» WHAT YOU NEED TO DO
Set out every one of the records below as a numbered list, skipping blank lines. Leave the pictures out.

A run of records
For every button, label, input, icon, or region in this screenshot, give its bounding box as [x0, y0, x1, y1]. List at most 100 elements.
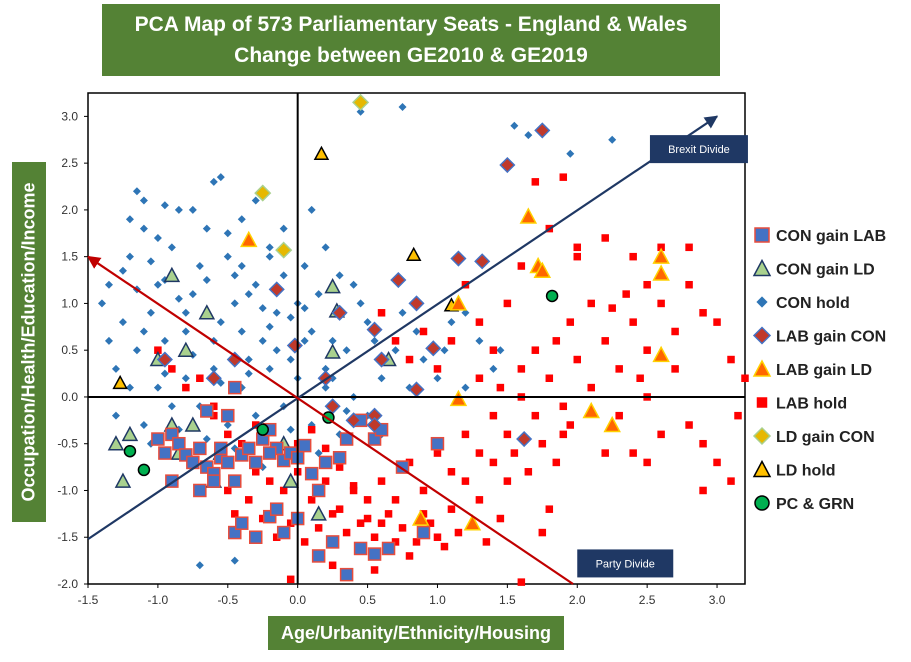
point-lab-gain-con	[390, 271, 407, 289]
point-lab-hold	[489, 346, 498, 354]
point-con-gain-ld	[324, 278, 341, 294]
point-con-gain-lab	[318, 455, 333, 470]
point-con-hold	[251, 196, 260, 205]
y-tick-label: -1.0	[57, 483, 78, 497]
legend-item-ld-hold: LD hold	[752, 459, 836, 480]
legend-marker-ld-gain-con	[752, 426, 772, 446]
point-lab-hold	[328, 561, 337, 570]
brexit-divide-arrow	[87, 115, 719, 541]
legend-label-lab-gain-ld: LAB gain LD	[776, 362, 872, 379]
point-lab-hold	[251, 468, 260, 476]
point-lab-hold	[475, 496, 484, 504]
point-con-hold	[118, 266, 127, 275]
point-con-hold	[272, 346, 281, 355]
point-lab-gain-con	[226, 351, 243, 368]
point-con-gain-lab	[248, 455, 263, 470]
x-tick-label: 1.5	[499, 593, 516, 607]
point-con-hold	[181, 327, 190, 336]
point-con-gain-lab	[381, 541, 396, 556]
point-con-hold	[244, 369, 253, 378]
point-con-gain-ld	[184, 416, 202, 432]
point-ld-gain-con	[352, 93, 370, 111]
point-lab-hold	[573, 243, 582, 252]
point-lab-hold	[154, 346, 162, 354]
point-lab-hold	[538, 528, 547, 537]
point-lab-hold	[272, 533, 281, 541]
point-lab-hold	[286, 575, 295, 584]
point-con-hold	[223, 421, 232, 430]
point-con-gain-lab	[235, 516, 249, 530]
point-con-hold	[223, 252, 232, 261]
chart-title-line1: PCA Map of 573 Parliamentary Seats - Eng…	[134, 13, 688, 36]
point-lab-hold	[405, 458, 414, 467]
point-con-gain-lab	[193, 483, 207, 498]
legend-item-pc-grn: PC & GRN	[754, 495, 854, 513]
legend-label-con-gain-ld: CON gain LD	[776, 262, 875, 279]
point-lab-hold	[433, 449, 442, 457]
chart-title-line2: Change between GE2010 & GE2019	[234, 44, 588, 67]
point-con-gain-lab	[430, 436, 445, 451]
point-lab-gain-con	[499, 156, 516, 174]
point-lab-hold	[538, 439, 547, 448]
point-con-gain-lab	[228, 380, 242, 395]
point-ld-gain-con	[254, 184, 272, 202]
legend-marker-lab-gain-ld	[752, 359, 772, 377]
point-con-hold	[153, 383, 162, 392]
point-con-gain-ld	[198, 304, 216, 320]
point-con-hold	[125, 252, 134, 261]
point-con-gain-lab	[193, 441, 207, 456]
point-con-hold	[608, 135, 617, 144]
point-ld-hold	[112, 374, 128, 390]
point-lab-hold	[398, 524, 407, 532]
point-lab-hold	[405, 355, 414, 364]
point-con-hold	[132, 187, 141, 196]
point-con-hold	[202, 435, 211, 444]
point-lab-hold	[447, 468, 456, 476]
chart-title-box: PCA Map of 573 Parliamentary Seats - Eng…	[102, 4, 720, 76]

» PROBLEM SOLUTION
1. For every button, label, input, icon, or region in this screenshot, give its bounding box as [x0, y0, x1, y1]. List at most 100 elements.
2. point-lab-gain-con	[390, 271, 407, 289]
3. point-lab-hold	[489, 346, 498, 354]
4. point-con-gain-ld	[324, 278, 341, 294]
5. point-con-gain-lab	[318, 455, 333, 470]
6. point-con-hold	[251, 196, 260, 205]
7. y-tick-label: -1.0	[57, 483, 78, 497]
8. legend-item-ld-hold: LD hold	[752, 459, 836, 480]
9. legend-marker-ld-gain-con	[752, 426, 772, 446]
10. point-lab-hold	[328, 561, 337, 570]
11. brexit-divide-arrow	[87, 115, 719, 541]
12. legend-label-lab-gain-ld: LAB gain LD	[776, 362, 872, 379]
13. point-lab-hold	[251, 468, 260, 476]
14. point-lab-hold	[475, 496, 484, 504]
15. point-con-hold	[118, 266, 127, 275]
16. point-con-hold	[272, 346, 281, 355]
17. point-lab-gain-con	[226, 351, 243, 368]
18. point-con-gain-lab	[248, 455, 263, 470]
19. x-tick-label: 1.5	[499, 593, 516, 607]
20. point-con-hold	[181, 327, 190, 336]
21. point-con-gain-lab	[381, 541, 396, 556]
22. point-con-hold	[244, 369, 253, 378]
23. point-con-gain-ld	[184, 416, 202, 432]
24. point-ld-gain-con	[352, 93, 370, 111]
25. point-lab-hold	[573, 243, 582, 252]
26. point-lab-hold	[154, 346, 162, 354]
27. point-lab-hold	[538, 528, 547, 537]
28. point-lab-hold	[272, 533, 281, 541]
29. point-lab-hold	[286, 575, 295, 584]
30. point-con-hold	[223, 421, 232, 430]
31. point-con-gain-lab	[235, 516, 249, 530]
32. point-con-hold	[223, 252, 232, 261]
33. chart-title-line1: PCA Map of 573 Parliamentary Seats - Eng…	[134, 13, 688, 36]
34. point-lab-hold	[405, 458, 414, 467]
35. point-con-gain-lab	[193, 483, 207, 498]
36. legend-item-pc-grn: PC & GRN	[754, 495, 854, 513]
37. legend-label-con-gain-ld: CON gain LD	[776, 262, 875, 279]
38. point-lab-hold	[433, 449, 442, 457]
39. chart-title-line2: Change between GE2010 & GE2019	[234, 44, 588, 67]
40. point-con-gain-lab	[430, 436, 445, 451]
41. point-lab-gain-con	[499, 156, 516, 174]
42. point-lab-hold	[538, 439, 547, 448]
43. point-con-gain-lab	[228, 380, 242, 395]
44. point-ld-gain-con	[254, 184, 272, 202]
45. legend-marker-lab-gain-ld	[752, 359, 772, 377]
46. point-con-hold	[153, 383, 162, 392]
47. point-con-gain-ld	[198, 304, 216, 320]
48. point-con-hold	[125, 252, 134, 261]
49. point-con-gain-lab	[193, 441, 207, 456]
50. point-con-hold	[608, 135, 617, 144]
51. point-ld-hold	[112, 374, 128, 390]
52. point-lab-hold	[398, 524, 407, 532]
53. point-lab-hold	[405, 355, 414, 364]
54. point-con-hold	[132, 187, 141, 196]
55. point-con-hold	[202, 435, 211, 444]
56. point-lab-hold	[447, 468, 456, 476]
57. chart-title-box: PCA Map of 573 Parliamentary Seats - Eng…	[102, 4, 720, 76]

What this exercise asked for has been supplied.